#### PASSAGE PROVIDED:
I look forward to hearing from others how best to handle this in refinement.

Cheers,

_______________________________________
Roger S. Rowlett


----------
From: Jacob Keller


I look forward to hearing from others how best to handle this in refinement.


Dose-dependent occupancies (tau of an exponential decay function?) refined against unmerged data

JPK

*******************************************
Jacob Pearson Keller
*******************************************

----------
From: Scott Classen


Hello Chris,

Are you refining individual atomic B factors or grouped? Perhaps the B factors of the terminal atoms of the side chain are being restrained to too low of a B factor resulting in excessive negative density?

Scott

----------
From: Ian Tickle


The PNAS paper you refer to talks about a "loss of definition" of
exposed carboxyl O atoms, i.e. an increase in B factor, but presumably
if this is modelled properly then it shouldn't leave a big hole in the
difference map.  After all, the paper is not claiming that C-O bonds
are broken, only that there is "increased mobility" (or just as
likely, induced static disorder).  I'm wondering if this is related to
too-tight B-factor restraints.  I never use the default settings and
always use more relaxed ones: in particular I set the weights of B
factor restraints across angles to zero, IMO the across-bond
restraints are more than sufficient.  There has been a historical
obsession with getting B factors as low as possible (too-tight
restraints will certainly achieve this if that is your goal!), but
isn't the true goal of refinement to obtain the model which best
explains the data?

#### DATA EXCERPTS:
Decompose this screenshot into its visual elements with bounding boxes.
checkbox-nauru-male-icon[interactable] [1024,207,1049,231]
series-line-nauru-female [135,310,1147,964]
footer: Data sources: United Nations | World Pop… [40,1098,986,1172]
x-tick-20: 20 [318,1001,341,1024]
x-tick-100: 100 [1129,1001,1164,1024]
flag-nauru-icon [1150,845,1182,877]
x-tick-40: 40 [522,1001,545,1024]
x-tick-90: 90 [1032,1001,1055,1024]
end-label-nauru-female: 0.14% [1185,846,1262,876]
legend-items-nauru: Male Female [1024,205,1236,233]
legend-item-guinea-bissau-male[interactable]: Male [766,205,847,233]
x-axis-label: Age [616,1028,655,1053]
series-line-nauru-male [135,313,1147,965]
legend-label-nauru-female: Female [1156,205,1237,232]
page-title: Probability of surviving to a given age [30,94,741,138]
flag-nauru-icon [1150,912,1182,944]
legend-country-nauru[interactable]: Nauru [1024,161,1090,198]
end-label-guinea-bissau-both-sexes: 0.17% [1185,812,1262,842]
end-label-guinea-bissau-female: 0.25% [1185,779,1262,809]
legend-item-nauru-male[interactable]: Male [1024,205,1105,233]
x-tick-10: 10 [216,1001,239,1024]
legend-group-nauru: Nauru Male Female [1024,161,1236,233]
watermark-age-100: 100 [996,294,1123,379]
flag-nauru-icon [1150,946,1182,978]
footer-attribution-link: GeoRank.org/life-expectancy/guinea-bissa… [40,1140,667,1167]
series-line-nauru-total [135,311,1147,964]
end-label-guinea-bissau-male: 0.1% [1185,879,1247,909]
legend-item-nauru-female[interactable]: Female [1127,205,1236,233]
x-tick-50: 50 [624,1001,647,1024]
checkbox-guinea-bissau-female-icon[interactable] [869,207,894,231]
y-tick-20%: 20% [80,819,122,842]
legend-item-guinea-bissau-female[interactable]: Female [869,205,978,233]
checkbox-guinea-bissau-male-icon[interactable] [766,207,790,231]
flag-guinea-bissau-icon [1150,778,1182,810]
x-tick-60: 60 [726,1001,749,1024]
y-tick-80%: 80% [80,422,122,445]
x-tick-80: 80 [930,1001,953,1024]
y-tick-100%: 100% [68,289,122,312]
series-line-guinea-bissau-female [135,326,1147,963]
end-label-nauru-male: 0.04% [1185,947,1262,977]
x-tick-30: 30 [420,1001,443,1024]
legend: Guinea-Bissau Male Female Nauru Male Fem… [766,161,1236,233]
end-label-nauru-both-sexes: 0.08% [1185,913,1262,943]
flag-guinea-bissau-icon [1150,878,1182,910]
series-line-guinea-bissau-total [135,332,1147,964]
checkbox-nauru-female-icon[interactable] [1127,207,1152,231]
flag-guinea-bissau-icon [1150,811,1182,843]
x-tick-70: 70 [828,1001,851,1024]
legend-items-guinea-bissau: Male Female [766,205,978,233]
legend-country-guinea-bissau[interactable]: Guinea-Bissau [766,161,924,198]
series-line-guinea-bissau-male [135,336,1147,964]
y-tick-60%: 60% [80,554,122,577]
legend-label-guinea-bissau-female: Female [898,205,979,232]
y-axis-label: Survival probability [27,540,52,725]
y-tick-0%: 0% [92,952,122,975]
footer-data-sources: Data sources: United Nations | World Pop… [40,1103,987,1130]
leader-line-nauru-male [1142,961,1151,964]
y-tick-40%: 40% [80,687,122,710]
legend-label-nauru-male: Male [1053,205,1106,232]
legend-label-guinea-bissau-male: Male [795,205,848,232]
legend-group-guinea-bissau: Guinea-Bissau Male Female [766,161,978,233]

...

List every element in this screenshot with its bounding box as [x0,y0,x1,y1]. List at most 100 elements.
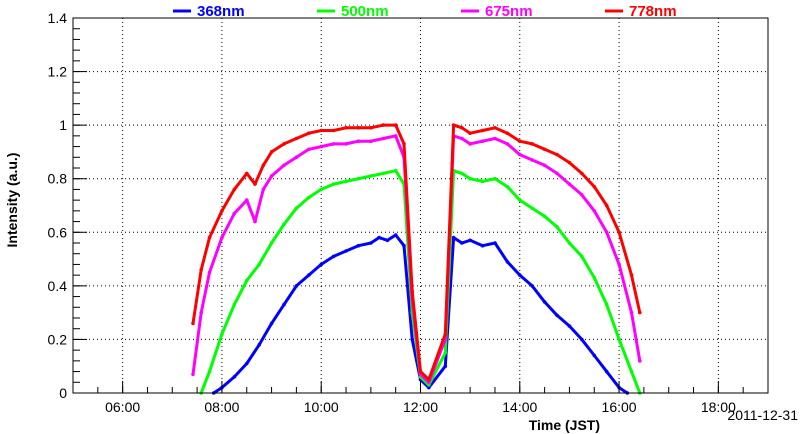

#### PROBLEM SET:
• A. From the email thread on B-factor refinement, quote the passage starting at "The PNAS paper" and ending at "explains the data?".
• B. Translate this sentence from the email thread on B-factor refinement into Spanish: "Are you refining individual atomic B factors or grouped?"

#### ANSWER LIST:
• A.
The PNAS paper you refer to talks about a "loss of definition" of
exposed carboxyl O atoms, i.e. an increase in B factor, but presumably
if this is modelled properly then it shouldn't leave a big hole in the
difference map.  After all, the paper is not claiming that C-O bonds
are broken, only that there is "increased mobility" (or just as
likely, induced static disorder).  I'm wondering if this is related to
too-tight B-factor restraints.  I never use the default settings and
always use more relaxed ones: in particular I set the weights of B
factor restraints across angles to zero, IMO the across-bond
restraints are more than sufficient.  There has been a historical
obsession with getting B factors as low as possible (too-tight
restraints will certainly achieve this if that is your goal!), but
isn't the true goal of refinement to obtain the model which best
explains the data?

• B. ¿Estás refinando factores B atómicos individuales o agrupados?